[Your goal]:
Count how many lines of the material hold "dead". Respond with that number alone.

+--

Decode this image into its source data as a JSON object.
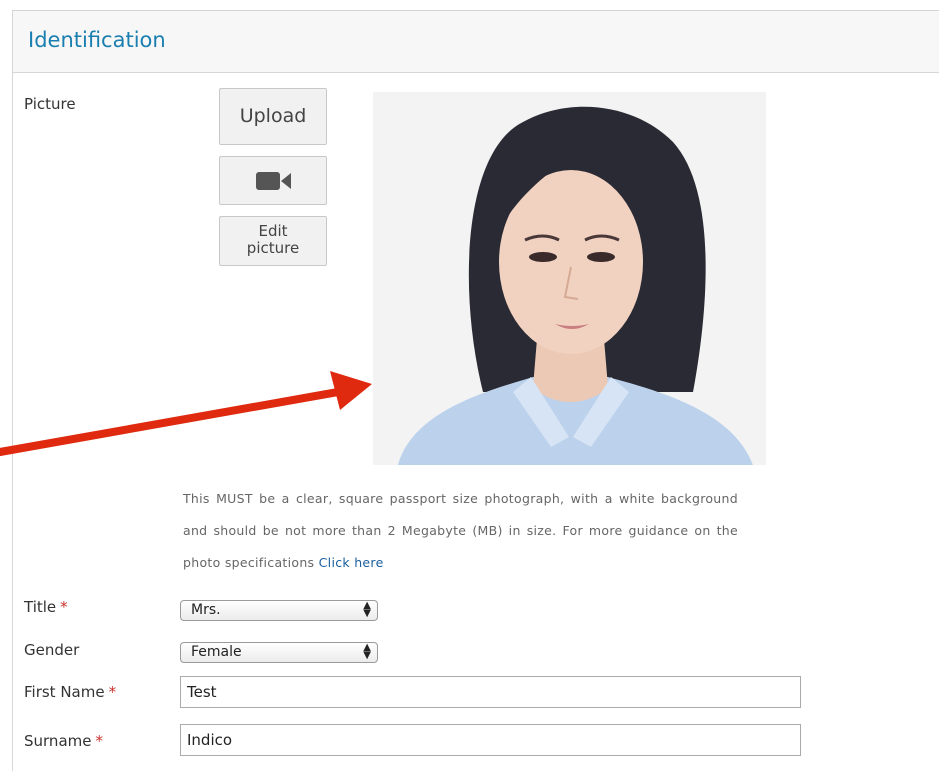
{
  "panel": {
    "title": "Identification"
  },
  "picture": {
    "label": "Picture",
    "upload_label": "Upload",
    "camera_icon": "video-camera-icon",
    "edit_label_line1": "Edit",
    "edit_label_line2": "picture"
  },
  "guidance": {
    "text": "This MUST be a clear, square passport size photograph, with a white background and should be not more than 2 Megabyte (MB) in size. For more guidance on the photo specifications",
    "link": "Click here"
  },
  "fields": {
    "title": {
      "label": "Title",
      "required": "*",
      "value": "Mrs."
    },
    "gender": {
      "label": "Gender",
      "value": "Female"
    },
    "first_name": {
      "label": "First Name",
      "required": "*",
      "value": "Test"
    },
    "surname": {
      "label": "Surname",
      "required": "*",
      "value": "Indico"
    }
  },
  "colors": {
    "accent": "#1a7fb0",
    "required": "#c9302c",
    "annotation_arrow": "#e02a10"
  }
}
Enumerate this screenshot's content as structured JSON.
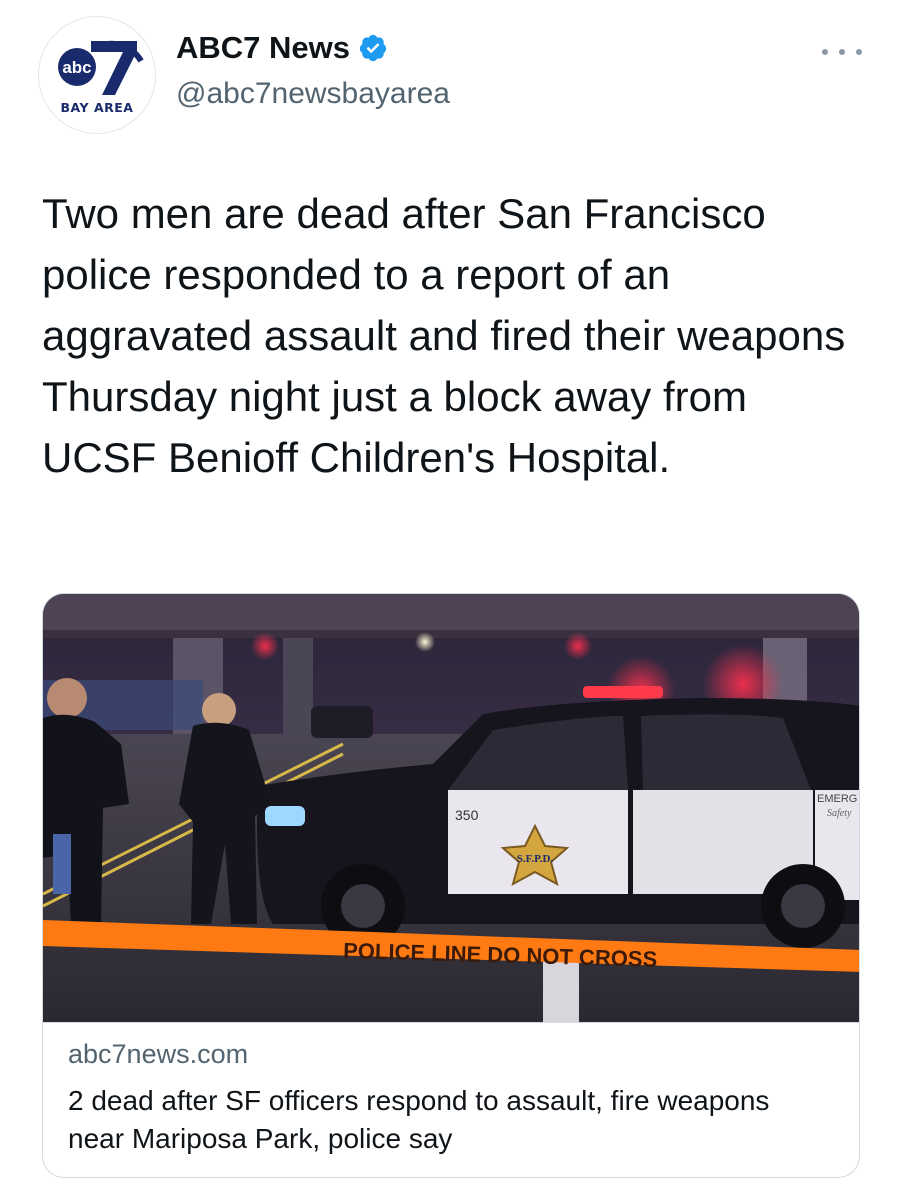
{
  "account": {
    "display_name": "ABC7 News",
    "handle": "@abc7newsbayarea",
    "avatar_logo_text": "abc",
    "avatar_caption": "BAY AREA",
    "verified": true
  },
  "tweet": {
    "text": "Two men are dead after San Francisco police responded to a report of an aggravated assault and fired their weapons Thursday night just a block away from UCSF Benioff Children's Hospital."
  },
  "card": {
    "domain": "abc7news.com",
    "title": "2 dead after SF officers respond to assault, fire weapons near Mariposa Park, police say",
    "image": {
      "tape_text": "POLICE LINE DO NOT CROSS",
      "car_number": "350",
      "badge_text": "S.F.P.D.",
      "car_door_text": "EMERG",
      "car_door_subtext": "Safety"
    }
  },
  "icons": {
    "verified": "verified-badge-icon",
    "more": "more-options-icon"
  },
  "colors": {
    "verified_blue": "#1d9bf0",
    "text_primary": "#0f1419",
    "text_secondary": "#536471",
    "border": "#cfd9de",
    "abc_navy": "#1a2b6d",
    "tape_orange": "#ff7a12"
  }
}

+--

[Task result]:
2